- **What you will do**
Write the listing out again, all of it, word for word.

- **Data records**
......

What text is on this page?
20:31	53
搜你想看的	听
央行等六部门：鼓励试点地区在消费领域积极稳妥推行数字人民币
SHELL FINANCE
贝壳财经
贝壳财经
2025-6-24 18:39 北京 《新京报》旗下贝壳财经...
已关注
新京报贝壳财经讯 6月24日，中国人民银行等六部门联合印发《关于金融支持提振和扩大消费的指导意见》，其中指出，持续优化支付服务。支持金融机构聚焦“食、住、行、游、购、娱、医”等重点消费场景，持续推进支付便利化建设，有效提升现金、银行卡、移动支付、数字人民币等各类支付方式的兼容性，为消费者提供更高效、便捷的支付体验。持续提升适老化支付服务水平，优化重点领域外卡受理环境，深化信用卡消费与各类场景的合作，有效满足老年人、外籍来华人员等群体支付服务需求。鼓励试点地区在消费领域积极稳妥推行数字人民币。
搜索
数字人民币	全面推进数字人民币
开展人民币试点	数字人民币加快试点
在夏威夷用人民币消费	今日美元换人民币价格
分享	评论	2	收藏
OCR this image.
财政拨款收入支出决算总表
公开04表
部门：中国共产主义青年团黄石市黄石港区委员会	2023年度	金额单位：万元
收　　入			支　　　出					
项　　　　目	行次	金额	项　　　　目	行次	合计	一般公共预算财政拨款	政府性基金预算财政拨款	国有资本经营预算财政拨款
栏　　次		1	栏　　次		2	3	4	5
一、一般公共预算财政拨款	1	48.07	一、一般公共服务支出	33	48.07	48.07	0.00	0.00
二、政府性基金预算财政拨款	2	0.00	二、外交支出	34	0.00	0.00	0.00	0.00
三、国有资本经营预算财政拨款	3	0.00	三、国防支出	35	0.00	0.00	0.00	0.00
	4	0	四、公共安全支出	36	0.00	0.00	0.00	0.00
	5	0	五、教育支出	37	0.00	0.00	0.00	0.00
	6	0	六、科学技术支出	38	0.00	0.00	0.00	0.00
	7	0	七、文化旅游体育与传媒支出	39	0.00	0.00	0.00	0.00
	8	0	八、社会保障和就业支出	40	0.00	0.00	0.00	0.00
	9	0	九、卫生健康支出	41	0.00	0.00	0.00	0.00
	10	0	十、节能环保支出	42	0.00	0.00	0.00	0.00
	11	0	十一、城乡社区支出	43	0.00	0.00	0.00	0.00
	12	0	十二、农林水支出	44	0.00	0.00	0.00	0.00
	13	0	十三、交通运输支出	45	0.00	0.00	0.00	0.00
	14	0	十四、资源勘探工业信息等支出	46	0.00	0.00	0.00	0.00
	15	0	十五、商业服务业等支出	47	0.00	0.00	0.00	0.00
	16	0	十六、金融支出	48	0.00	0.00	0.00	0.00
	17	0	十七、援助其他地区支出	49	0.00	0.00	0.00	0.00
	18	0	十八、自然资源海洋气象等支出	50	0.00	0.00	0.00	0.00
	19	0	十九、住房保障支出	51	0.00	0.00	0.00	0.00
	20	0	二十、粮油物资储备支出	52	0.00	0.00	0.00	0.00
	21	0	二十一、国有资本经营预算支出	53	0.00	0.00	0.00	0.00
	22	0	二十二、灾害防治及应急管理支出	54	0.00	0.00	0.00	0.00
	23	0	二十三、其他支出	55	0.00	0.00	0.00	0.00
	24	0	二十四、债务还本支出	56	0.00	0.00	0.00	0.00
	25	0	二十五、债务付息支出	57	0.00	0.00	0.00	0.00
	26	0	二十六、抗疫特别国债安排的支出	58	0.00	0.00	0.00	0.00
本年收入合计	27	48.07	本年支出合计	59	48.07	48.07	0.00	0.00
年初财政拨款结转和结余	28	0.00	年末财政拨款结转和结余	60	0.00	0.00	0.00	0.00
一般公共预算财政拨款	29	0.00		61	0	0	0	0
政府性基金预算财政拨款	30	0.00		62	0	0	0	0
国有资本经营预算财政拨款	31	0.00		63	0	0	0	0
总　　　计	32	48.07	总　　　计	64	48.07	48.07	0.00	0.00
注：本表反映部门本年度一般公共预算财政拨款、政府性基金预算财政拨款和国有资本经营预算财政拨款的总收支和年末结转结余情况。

......

- **Task response**
What text is on this page?
20:31	53
搜你想看的	听
央行等六部门：鼓励试点地区在消费领域积极稳妥推行数字人民币
SHELL FINANCE
贝壳财经
贝壳财经
2025-6-24 18:39 北京 《新京报》旗下贝壳财经...
已关注
新京报贝壳财经讯 6月24日，中国人民银行等六部门联合印发《关于金融支持提振和扩大消费的指导意见》，其中指出，持续优化支付服务。支持金融机构聚焦“食、住、行、游、购、娱、医”等重点消费场景，持续推进支付便利化建设，有效提升现金、银行卡、移动支付、数字人民币等各类支付方式的兼容性，为消费者提供更高效、便捷的支付体验。持续提升适老化支付服务水平，优化重点领域外卡受理环境，深化信用卡消费与各类场景的合作，有效满足老年人、外籍来华人员等群体支付服务需求。鼓励试点地区在消费领域积极稳妥推行数字人民币。
搜索
数字人民币	全面推进数字人民币
开展人民币试点	数字人民币加快试点
在夏威夷用人民币消费	今日美元换人民币价格
分享	评论	2	收藏
OCR this image.
财政拨款收入支出决算总表
公开04表
部门：中国共产主义青年团黄石市黄石港区委员会	2023年度	金额单位：万元
收　　入			支　　　出					
项　　　　目	行次	金额	项　　　　目	行次	合计	一般公共预算财政拨款	政府性基金预算财政拨款	国有资本经营预算财政拨款
栏　　次		1	栏　　次		2	3	4	5
一、一般公共预算财政拨款	1	48.07	一、一般公共服务支出	33	48.07	48.07	0.00	0.00
二、政府性基金预算财政拨款	2	0.00	二、外交支出	34	0.00	0.00	0.00	0.00
三、国有资本经营预算财政拨款	3	0.00	三、国防支出	35	0.00	0.00	0.00	0.00
	4	0	四、公共安全支出	36	0.00	0.00	0.00	0.00
	5	0	五、教育支出	37	0.00	0.00	0.00	0.00
	6	0	六、科学技术支出	38	0.00	0.00	0.00	0.00
	7	0	七、文化旅游体育与传媒支出	39	0.00	0.00	0.00	0.00
	8	0	八、社会保障和就业支出	40	0.00	0.00	0.00	0.00
	9	0	九、卫生健康支出	41	0.00	0.00	0.00	0.00
	10	0	十、节能环保支出	42	0.00	0.00	0.00	0.00
	11	0	十一、城乡社区支出	43	0.00	0.00	0.00	0.00
	12	0	十二、农林水支出	44	0.00	0.00	0.00	0.00
	13	0	十三、交通运输支出	45	0.00	0.00	0.00	0.00
	14	0	十四、资源勘探工业信息等支出	46	0.00	0.00	0.00	0.00
	15	0	十五、商业服务业等支出	47	0.00	0.00	0.00	0.00
	16	0	十六、金融支出	48	0.00	0.00	0.00	0.00
	17	0	十七、援助其他地区支出	49	0.00	0.00	0.00	0.00
	18	0	十八、自然资源海洋气象等支出	50	0.00	0.00	0.00	0.00
	19	0	十九、住房保障支出	51	0.00	0.00	0.00	0.00
	20	0	二十、粮油物资储备支出	52	0.00	0.00	0.00	0.00
	21	0	二十一、国有资本经营预算支出	53	0.00	0.00	0.00	0.00
	22	0	二十二、灾害防治及应急管理支出	54	0.00	0.00	0.00	0.00
	23	0	二十三、其他支出	55	0.00	0.00	0.00	0.00
	24	0	二十四、债务还本支出	56	0.00	0.00	0.00	0.00
	25	0	二十五、债务付息支出	57	0.00	0.00	0.00	0.00
	26	0	二十六、抗疫特别国债安排的支出	58	0.00	0.00	0.00	0.00
本年收入合计	27	48.07	本年支出合计	59	48.07	48.07	0.00	0.00
年初财政拨款结转和结余	28	0.00	年末财政拨款结转和结余	60	0.00	0.00	0.00	0.00
一般公共预算财政拨款	29	0.00		61	0	0	0	0
政府性基金预算财政拨款	30	0.00		62	0	0	0	0
国有资本经营预算财政拨款	31	0.00		63	0	0	0	0
总　　　计	32	48.07	总　　　计	64	48.07	48.07	0.00	0.00
注：本表反映部门本年度一般公共预算财政拨款、政府性基金预算财政拨款和国有资本经营预算财政拨款的总收支和年末结转结余情况。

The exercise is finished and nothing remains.